◆ **Exercise goal**
Find the lines below that contain the string "title". Copy each one.

[Dataset listings of figures]
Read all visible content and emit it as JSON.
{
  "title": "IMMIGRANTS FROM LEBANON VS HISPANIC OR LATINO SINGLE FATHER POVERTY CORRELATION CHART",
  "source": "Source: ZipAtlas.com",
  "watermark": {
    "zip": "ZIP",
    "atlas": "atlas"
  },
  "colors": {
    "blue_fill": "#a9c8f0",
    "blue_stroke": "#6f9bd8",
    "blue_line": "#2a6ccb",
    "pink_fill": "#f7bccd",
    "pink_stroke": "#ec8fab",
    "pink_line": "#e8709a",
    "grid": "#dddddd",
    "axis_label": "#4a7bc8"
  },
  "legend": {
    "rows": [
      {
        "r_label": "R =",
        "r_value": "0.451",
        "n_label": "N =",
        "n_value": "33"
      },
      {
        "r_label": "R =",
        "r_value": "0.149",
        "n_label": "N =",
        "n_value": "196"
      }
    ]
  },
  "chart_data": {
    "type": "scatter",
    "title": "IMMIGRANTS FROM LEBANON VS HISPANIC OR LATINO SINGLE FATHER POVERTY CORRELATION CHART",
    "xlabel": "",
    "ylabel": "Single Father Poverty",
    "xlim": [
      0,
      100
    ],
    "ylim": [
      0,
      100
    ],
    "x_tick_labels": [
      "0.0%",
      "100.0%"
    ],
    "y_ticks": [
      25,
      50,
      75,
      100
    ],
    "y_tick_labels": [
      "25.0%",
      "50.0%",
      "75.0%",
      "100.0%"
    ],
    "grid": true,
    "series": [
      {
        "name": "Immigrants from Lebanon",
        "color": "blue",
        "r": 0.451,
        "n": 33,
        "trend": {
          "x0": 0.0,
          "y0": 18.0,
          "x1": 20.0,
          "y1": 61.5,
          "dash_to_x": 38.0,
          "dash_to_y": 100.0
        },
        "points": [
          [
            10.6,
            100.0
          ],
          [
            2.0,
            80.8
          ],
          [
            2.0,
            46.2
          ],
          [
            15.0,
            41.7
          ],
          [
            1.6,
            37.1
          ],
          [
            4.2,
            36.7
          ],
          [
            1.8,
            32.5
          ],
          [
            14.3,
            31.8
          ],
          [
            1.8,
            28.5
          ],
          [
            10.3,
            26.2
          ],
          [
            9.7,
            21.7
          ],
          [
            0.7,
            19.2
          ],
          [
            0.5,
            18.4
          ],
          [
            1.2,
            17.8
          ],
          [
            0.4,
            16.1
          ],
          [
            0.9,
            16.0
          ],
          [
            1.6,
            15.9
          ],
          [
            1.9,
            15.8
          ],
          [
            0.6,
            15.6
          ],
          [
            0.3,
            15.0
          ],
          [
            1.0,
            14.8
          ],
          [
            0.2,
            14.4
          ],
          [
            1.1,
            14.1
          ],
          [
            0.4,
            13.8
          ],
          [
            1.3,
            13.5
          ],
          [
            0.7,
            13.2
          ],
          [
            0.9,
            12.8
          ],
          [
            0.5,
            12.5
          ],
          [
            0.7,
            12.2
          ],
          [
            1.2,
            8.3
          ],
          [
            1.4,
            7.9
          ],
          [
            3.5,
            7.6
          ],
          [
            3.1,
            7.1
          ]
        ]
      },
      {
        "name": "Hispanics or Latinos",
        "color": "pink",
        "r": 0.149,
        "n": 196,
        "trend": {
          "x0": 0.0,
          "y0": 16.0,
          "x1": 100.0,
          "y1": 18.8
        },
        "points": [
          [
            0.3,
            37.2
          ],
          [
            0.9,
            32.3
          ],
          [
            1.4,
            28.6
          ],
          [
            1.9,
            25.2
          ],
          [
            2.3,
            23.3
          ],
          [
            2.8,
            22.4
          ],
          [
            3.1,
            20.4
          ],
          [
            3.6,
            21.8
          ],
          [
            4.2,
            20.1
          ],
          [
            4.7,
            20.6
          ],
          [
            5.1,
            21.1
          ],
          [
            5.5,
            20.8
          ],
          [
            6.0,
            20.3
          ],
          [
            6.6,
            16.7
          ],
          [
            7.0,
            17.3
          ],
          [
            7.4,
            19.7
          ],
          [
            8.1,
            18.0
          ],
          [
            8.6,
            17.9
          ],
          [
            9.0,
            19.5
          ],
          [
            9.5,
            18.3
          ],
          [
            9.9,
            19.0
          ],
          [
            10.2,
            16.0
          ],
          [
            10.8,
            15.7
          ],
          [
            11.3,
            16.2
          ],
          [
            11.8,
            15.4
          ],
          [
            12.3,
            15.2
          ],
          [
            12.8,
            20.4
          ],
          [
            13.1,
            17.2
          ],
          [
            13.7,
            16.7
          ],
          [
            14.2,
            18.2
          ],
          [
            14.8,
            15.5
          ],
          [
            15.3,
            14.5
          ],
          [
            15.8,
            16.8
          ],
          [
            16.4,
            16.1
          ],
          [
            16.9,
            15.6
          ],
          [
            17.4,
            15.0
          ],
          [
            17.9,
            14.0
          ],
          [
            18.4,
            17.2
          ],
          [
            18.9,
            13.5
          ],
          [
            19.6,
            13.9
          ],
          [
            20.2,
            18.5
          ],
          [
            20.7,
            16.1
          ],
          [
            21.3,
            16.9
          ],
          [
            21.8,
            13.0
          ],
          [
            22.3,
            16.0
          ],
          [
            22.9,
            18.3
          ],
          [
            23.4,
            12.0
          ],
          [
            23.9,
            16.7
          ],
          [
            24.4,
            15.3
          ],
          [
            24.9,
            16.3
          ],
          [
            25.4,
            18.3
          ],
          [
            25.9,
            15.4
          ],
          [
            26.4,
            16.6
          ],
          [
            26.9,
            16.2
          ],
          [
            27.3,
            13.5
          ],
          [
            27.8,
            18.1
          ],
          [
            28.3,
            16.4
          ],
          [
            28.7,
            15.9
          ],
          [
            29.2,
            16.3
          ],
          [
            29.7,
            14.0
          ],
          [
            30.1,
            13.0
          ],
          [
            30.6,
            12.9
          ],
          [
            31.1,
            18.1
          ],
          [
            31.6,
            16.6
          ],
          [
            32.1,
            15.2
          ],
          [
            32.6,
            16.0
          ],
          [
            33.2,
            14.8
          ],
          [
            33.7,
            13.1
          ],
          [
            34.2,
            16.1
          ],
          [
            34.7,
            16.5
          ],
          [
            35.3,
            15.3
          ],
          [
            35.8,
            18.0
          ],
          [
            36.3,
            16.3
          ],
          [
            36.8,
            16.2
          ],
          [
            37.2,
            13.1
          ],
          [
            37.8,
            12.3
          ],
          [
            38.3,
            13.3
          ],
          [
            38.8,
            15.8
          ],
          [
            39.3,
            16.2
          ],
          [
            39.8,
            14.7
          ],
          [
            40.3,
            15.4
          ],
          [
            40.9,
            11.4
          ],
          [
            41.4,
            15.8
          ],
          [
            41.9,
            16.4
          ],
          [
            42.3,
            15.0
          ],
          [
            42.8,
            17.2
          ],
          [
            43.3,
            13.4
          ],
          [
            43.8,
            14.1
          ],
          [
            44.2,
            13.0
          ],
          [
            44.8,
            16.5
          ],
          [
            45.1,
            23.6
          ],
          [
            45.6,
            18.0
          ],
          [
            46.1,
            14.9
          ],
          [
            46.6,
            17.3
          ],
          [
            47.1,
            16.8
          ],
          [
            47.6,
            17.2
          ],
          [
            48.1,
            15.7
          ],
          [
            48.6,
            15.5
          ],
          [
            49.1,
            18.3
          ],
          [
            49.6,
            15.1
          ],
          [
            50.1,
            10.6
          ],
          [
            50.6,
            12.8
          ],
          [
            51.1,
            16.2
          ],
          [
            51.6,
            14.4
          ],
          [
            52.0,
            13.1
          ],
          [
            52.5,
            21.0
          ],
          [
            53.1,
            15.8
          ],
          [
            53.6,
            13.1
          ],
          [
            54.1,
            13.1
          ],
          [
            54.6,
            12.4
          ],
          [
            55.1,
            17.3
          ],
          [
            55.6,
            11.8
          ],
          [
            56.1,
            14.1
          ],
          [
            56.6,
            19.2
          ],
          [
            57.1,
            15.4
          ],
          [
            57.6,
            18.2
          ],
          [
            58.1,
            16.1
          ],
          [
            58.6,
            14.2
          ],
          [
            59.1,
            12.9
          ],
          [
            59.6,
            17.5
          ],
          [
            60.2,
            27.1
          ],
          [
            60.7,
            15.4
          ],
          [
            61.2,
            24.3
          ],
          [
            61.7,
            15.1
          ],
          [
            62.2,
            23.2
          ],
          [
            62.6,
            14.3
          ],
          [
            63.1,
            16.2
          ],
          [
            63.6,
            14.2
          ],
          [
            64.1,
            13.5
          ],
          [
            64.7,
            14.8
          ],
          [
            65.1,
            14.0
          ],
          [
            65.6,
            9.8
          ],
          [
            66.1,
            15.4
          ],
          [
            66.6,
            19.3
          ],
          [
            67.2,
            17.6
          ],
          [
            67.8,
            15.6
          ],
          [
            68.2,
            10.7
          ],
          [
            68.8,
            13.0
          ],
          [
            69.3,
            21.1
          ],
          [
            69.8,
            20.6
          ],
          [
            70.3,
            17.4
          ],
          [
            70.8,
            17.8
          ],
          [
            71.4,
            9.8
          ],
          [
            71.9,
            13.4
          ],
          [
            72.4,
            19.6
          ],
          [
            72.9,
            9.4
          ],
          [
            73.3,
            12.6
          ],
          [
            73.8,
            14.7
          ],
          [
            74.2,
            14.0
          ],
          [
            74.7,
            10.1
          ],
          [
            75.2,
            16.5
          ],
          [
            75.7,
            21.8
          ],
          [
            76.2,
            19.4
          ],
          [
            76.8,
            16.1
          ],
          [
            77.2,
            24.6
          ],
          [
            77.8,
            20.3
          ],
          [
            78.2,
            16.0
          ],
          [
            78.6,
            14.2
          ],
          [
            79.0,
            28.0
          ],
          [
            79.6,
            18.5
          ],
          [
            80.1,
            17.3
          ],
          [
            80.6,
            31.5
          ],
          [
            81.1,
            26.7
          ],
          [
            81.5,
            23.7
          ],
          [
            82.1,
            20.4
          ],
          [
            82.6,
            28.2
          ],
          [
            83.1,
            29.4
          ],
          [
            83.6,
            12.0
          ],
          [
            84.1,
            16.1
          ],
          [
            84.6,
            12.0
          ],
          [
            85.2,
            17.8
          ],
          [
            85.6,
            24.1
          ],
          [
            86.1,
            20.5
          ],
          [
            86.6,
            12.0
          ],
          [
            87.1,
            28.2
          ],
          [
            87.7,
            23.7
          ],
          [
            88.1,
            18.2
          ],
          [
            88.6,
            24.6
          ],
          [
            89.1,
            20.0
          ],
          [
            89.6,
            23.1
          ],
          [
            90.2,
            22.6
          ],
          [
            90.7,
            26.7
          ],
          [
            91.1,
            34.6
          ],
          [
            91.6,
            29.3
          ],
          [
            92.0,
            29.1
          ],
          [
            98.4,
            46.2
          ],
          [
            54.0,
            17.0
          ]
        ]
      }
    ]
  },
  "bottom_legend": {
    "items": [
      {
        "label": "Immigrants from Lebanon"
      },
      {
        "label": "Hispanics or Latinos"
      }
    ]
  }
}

◆ **Exercise result**
  "title": "IMMIGRANTS FROM LEBANON VS HISPANIC OR LATINO SINGLE FATHER POVERTY CORRELATION CHART",
    "title": "IMMIGRANTS FROM LEBANON VS HISPANIC OR LATINO SINGLE FATHER POVERTY CORRELATION CHART",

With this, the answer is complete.